--- START RECORDS FOR THE EXERCISE ---
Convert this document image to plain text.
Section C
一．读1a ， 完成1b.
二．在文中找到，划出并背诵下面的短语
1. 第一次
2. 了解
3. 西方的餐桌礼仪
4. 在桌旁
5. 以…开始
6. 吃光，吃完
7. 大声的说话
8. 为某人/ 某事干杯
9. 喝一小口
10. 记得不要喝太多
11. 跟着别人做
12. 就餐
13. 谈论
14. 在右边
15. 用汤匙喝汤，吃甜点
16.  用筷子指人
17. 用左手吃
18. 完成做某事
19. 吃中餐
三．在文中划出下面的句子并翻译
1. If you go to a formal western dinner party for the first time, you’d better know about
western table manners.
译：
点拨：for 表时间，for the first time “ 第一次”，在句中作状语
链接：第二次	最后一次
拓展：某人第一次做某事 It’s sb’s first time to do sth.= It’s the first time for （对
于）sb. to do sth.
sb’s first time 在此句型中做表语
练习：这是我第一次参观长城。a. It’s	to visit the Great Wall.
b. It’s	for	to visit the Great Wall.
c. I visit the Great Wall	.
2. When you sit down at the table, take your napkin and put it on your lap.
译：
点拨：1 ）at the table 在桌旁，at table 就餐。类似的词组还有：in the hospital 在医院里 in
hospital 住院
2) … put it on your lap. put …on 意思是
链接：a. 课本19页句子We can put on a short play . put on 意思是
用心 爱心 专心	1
--- END RECORDS FOR THE EXERCISE ---
DIRECTION: Reproduce the material precisely, including every line.

RESULT OF THIS EXERCISE:
Convert this document image to plain text.
Section C
一．读1a ， 完成1b.
二．在文中找到，划出并背诵下面的短语
1. 第一次
2. 了解
3. 西方的餐桌礼仪
4. 在桌旁
5. 以…开始
6. 吃光，吃完
7. 大声的说话
8. 为某人/ 某事干杯
9. 喝一小口
10. 记得不要喝太多
11. 跟着别人做
12. 就餐
13. 谈论
14. 在右边
15. 用汤匙喝汤，吃甜点
16.  用筷子指人
17. 用左手吃
18. 完成做某事
19. 吃中餐
三．在文中划出下面的句子并翻译
1. If you go to a formal western dinner party for the first time, you’d better know about
western table manners.
译：
点拨：for 表时间，for the first time “ 第一次”，在句中作状语
链接：第二次	最后一次
拓展：某人第一次做某事 It’s sb’s first time to do sth.= It’s the first time for （对
于）sb. to do sth.
sb’s first time 在此句型中做表语
练习：这是我第一次参观长城。a. It’s	to visit the Great Wall.
b. It’s	for	to visit the Great Wall.
c. I visit the Great Wall	.
2. When you sit down at the table, take your napkin and put it on your lap.
译：
点拨：1 ）at the table 在桌旁，at table 就餐。类似的词组还有：in the hospital 在医院里 in
hospital 住院
2) … put it on your lap. put …on 意思是
链接：a. 课本19页句子We can put on a short play . put on 意思是
用心 爱心 专心	1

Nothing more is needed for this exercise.